**Task objective**.
Out of the lines in this data, how many include "实体工厂"? Give the number and nothing else.

**Listing**.

==*==

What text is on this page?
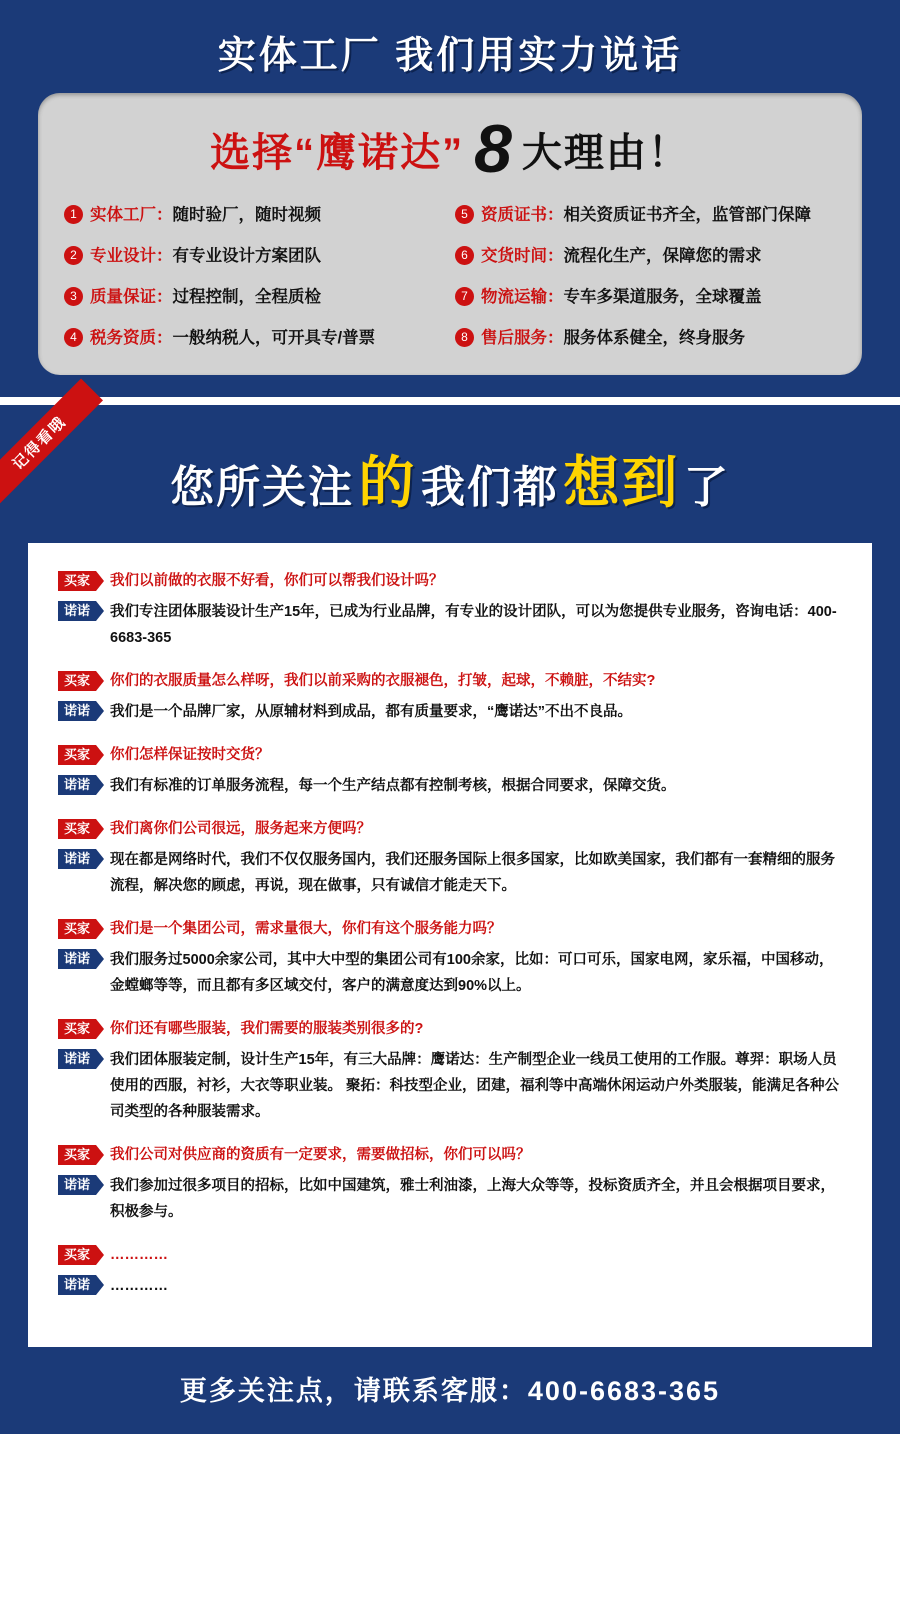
实体工厂 我们用实力说话
选择“鹰诺达” 8 大理由！
1 实体工厂： 随时验厂，随时视频	5 资质证书： 相关资质证书齐全，监管部门保障
2 专业设计： 有专业设计方案团队	6 交货时间： 流程化生产，保障您的需求
3 质量保证： 过程控制，全程质检	7 物流运输： 专车多渠道服务，全球覆盖
4 税务资质： 一般纳税人，可开具专/普票	8 售后服务： 服务体系健全，终身服务
记得看哦
您所关注 的 我们都 想到 了
买家	我们以前做的衣服不好看，你们可以帮我们设计吗？
诺诺	我们专注团体服装设计生产15年，已成为行业品牌，有专业的设计团队，可以为您提供专业服务，咨询电话：400-6683-365
买家	你们的衣服质量怎么样呀，我们以前采购的衣服褪色，打皱，起球，不赖脏，不结实?
诺诺	我们是一个品牌厂家，从原辅材料到成品，都有质量要求，“鹰诺达”不出不良品。
买家	你们怎样保证按时交货？
诺诺	我们有标准的订单服务流程，每一个生产结点都有控制考核，根据合同要求，保障交货。
买家	我们离你们公司很远，服务起来方便吗？
诺诺	现在都是网络时代，我们不仅仅服务国内，我们还服务国际上很多国家，比如欧美国家，我们都有一套精细的服务流程，解决您的顾虑，再说，现在做事，只有诚信才能走天下。
买家	我们是一个集团公司，需求量很大，你们有这个服务能力吗？
诺诺	我们服务过5000余家公司，其中大中型的集团公司有100余家，比如：可口可乐，国家电网，家乐福，中国移动，金螳螂等等，而且都有多区域交付，客户的满意度达到90%以上。
买家	你们还有哪些服装，我们需要的服装类别很多的?
诺诺	我们团体服装定制，设计生产15年，有三大品牌：鹰诺达：生产制型企业一线员工使用的工作服。尊羿：职场人员使用的西服，衬衫，大衣等职业装。 聚拓：科技型企业，团建，福利等中高端休闲运动户外类服装，能满足各种公司类型的各种服装需求。
买家	我们公司对供应商的资质有一定要求，需要做招标，你们可以吗？
诺诺	我们参加过很多项目的招标，比如中国建筑，雅士利油漆，上海大众等等，投标资质齐全，并且会根据项目要求，积极参与。
买家	…………
诺诺	…………
更多关注点，请联系客服：400-6683-365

==*==

**Correct answer**.
2